# Pressure Cookers



## allinthesauce (Sep 16, 2010)

Hi everyone,

Given the volatile nature of alcohol and pressure cookers on their own, I would like to know if it's safe to use alcohol in a pressure cooker? Is there a relation of safety with the strength of the alcohol (e.g. wine is ok but spirits are a no)?

Thanks,

Randy


----------



## amazingrace (Jul 28, 2006)

Hi Randy.  I use pressure cookers on a regular basis.  Cooking with wine or beer is perfectly fine, since aside from being alcoholic, they also produce the steam required to bring the appliance up to pressure.  Be sure to follow manufacturer's instructions regarding the minimum amount of liquid needed for pressure.  For instance, if the manual says 1/2 cup liquid per each 15 minutes cooking time,  and you are making a roast that calls for 45 min under pressure,  you will need to use no less than 1 1/2 cups liquid.  The liquid may be all wine, all beer, or any combination of alcohol and other steam-producing liquid, such as water, juice, cidar, vinegar, etc,  or any combination.    Avoid milk.  Milk froths, and also scorches...so even though it produces steam, it also makes for big problems.


----------



## amazingrace (Jul 28, 2006)

Oops..tried to edit, but the attempt failed, so here is my add on. You asked about using other spirits. Yes, they may be used, however you would want to dilute them with something. Not because you _can't_ use them full strength, but because you _shouldn't_, on account of the very strong flavor.


----------

(Objective) Translate this sentence from the pressure cooker thread into Spanish: "Be sure to follow manufacturer's instructions regarding the minimum amount of liquid needed for pressure." The lines that come next have no connection to the pressure cooker thread.

(Information provided)
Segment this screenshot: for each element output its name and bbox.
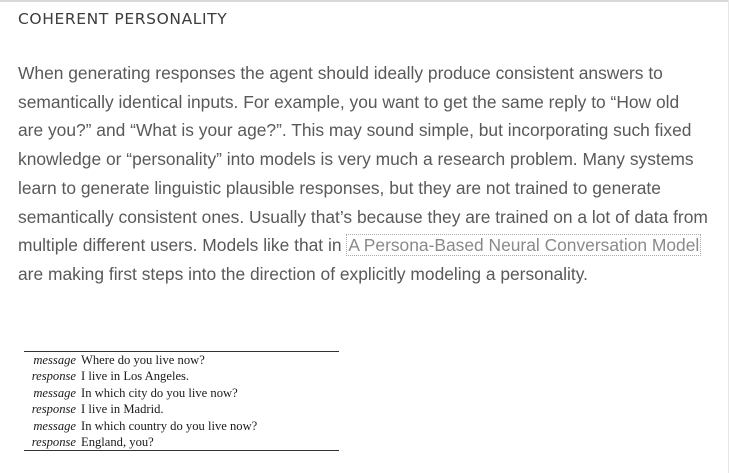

(Output of the exercise) Asegúrese de seguir las instrucciones del fabricante respecto a la cantidad mínima de líquido necesaria para alcanzar la presión.